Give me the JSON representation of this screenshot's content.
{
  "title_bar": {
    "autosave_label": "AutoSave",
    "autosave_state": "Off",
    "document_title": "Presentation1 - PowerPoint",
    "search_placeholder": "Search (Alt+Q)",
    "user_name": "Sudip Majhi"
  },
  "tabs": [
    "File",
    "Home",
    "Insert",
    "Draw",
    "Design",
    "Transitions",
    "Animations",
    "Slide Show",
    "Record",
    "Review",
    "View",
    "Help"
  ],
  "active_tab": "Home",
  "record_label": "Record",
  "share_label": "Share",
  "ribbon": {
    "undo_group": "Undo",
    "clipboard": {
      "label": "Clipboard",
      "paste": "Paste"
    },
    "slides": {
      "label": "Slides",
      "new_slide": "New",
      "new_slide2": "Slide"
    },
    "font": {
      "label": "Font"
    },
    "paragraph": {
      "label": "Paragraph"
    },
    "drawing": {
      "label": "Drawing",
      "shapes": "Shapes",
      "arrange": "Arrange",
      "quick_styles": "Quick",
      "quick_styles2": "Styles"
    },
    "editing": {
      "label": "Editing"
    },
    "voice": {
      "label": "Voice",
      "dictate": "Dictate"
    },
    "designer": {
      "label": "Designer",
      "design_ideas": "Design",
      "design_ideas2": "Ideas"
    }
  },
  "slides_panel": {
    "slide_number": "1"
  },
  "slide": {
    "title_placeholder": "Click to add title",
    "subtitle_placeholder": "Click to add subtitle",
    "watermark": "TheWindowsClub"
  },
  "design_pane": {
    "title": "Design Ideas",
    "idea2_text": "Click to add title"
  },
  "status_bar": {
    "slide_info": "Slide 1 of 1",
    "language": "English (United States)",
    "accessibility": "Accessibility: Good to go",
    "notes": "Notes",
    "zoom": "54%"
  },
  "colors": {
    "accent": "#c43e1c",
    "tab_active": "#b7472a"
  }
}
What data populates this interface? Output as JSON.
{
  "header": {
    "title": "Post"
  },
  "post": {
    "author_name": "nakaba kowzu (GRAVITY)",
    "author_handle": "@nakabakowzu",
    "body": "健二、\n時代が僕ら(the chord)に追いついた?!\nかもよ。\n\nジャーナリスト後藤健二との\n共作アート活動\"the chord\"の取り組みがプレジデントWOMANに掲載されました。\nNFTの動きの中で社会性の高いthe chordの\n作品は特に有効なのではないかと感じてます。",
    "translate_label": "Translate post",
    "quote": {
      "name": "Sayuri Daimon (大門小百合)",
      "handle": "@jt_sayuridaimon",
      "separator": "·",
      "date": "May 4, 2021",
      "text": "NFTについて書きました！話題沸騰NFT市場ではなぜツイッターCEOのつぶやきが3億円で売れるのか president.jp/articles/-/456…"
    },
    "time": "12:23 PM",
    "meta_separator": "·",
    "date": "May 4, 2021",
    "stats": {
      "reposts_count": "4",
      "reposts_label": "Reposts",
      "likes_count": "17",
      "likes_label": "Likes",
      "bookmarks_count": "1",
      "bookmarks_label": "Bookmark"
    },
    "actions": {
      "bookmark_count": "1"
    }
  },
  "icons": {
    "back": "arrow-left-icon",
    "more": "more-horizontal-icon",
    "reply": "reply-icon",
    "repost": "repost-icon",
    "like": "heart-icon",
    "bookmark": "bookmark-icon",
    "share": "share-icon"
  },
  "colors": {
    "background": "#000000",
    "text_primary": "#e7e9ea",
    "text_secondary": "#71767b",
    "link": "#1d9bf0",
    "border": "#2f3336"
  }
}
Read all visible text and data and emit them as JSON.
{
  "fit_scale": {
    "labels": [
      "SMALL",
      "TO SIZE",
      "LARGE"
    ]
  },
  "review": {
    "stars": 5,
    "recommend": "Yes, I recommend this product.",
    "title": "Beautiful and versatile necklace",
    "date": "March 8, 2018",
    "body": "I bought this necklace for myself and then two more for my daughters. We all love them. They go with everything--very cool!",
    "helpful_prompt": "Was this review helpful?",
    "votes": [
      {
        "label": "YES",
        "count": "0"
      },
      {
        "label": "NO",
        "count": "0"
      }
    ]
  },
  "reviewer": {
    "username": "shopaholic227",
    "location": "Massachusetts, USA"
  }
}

→ What to work on: Copy out every entry again, exactly as it was given.

→ Complete answer:
Give me the JSON representation of this screenshot's content.
{
  "title_bar": {
    "autosave_label": "AutoSave",
    "autosave_state": "Off",
    "document_title": "Presentation1 - PowerPoint",
    "search_placeholder": "Search (Alt+Q)",
    "user_name": "Sudip Majhi"
  },
  "tabs": [
    "File",
    "Home",
    "Insert",
    "Draw",
    "Design",
    "Transitions",
    "Animations",
    "Slide Show",
    "Record",
    "Review",
    "View",
    "Help"
  ],
  "active_tab": "Home",
  "record_label": "Record",
  "share_label": "Share",
  "ribbon": {
    "undo_group": "Undo",
    "clipboard": {
      "label": "Clipboard",
      "paste": "Paste"
    },
    "slides": {
      "label": "Slides",
      "new_slide": "New",
      "new_slide2": "Slide"
    },
    "font": {
      "label": "Font"
    },
    "paragraph": {
      "label": "Paragraph"
    },
    "drawing": {
      "label": "Drawing",
      "shapes": "Shapes",
      "arrange": "Arrange",
      "quick_styles": "Quick",
      "quick_styles2": "Styles"
    },
    "editing": {
      "label": "Editing"
    },
    "voice": {
      "label": "Voice",
      "dictate": "Dictate"
    },
    "designer": {
      "label": "Designer",
      "design_ideas": "Design",
      "design_ideas2": "Ideas"
    }
  },
  "slides_panel": {
    "slide_number": "1"
  },
  "slide": {
    "title_placeholder": "Click to add title",
    "subtitle_placeholder": "Click to add subtitle",
    "watermark": "TheWindowsClub"
  },
  "design_pane": {
    "title": "Design Ideas",
    "idea2_text": "Click to add title"
  },
  "status_bar": {
    "slide_info": "Slide 1 of 1",
    "language": "English (United States)",
    "accessibility": "Accessibility: Good to go",
    "notes": "Notes",
    "zoom": "54%"
  },
  "colors": {
    "accent": "#c43e1c",
    "tab_active": "#b7472a"
  }
}
What data populates this interface? Output as JSON.
{
  "header": {
    "title": "Post"
  },
  "post": {
    "author_name": "nakaba kowzu (GRAVITY)",
    "author_handle": "@nakabakowzu",
    "body": "健二、\n時代が僕ら(the chord)に追いついた?!\nかもよ。\n\nジャーナリスト後藤健二との\n共作アート活動\"the chord\"の取り組みがプレジデントWOMANに掲載されました。\nNFTの動きの中で社会性の高いthe chordの\n作品は特に有効なのではないかと感じてます。",
    "translate_label": "Translate post",
    "quote": {
      "name": "Sayuri Daimon (大門小百合)",
      "handle": "@jt_sayuridaimon",
      "separator": "·",
      "date": "May 4, 2021",
      "text": "NFTについて書きました！話題沸騰NFT市場ではなぜツイッターCEOのつぶやきが3億円で売れるのか president.jp/articles/-/456…"
    },
    "time": "12:23 PM",
    "meta_separator": "·",
    "date": "May 4, 2021",
    "stats": {
      "reposts_count": "4",
      "reposts_label": "Reposts",
      "likes_count": "17",
      "likes_label": "Likes",
      "bookmarks_count": "1",
      "bookmarks_label": "Bookmark"
    },
    "actions": {
      "bookmark_count": "1"
    }
  },
  "icons": {
    "back": "arrow-left-icon",
    "more": "more-horizontal-icon",
    "reply": "reply-icon",
    "repost": "repost-icon",
    "like": "heart-icon",
    "bookmark": "bookmark-icon",
    "share": "share-icon"
  },
  "colors": {
    "background": "#000000",
    "text_primary": "#e7e9ea",
    "text_secondary": "#71767b",
    "link": "#1d9bf0",
    "border": "#2f3336"
  }
}
Read all visible text and data and emit them as JSON.
{
  "fit_scale": {
    "labels": [
      "SMALL",
      "TO SIZE",
      "LARGE"
    ]
  },
  "review": {
    "stars": 5,
    "recommend": "Yes, I recommend this product.",
    "title": "Beautiful and versatile necklace",
    "date": "March 8, 2018",
    "body": "I bought this necklace for myself and then two more for my daughters. We all love them. They go with everything--very cool!",
    "helpful_prompt": "Was this review helpful?",
    "votes": [
      {
        "label": "YES",
        "count": "0"
      },
      {
        "label": "NO",
        "count": "0"
      }
    ]
  },
  "reviewer": {
    "username": "shopaholic227",
    "location": "Massachusetts, USA"
  }
}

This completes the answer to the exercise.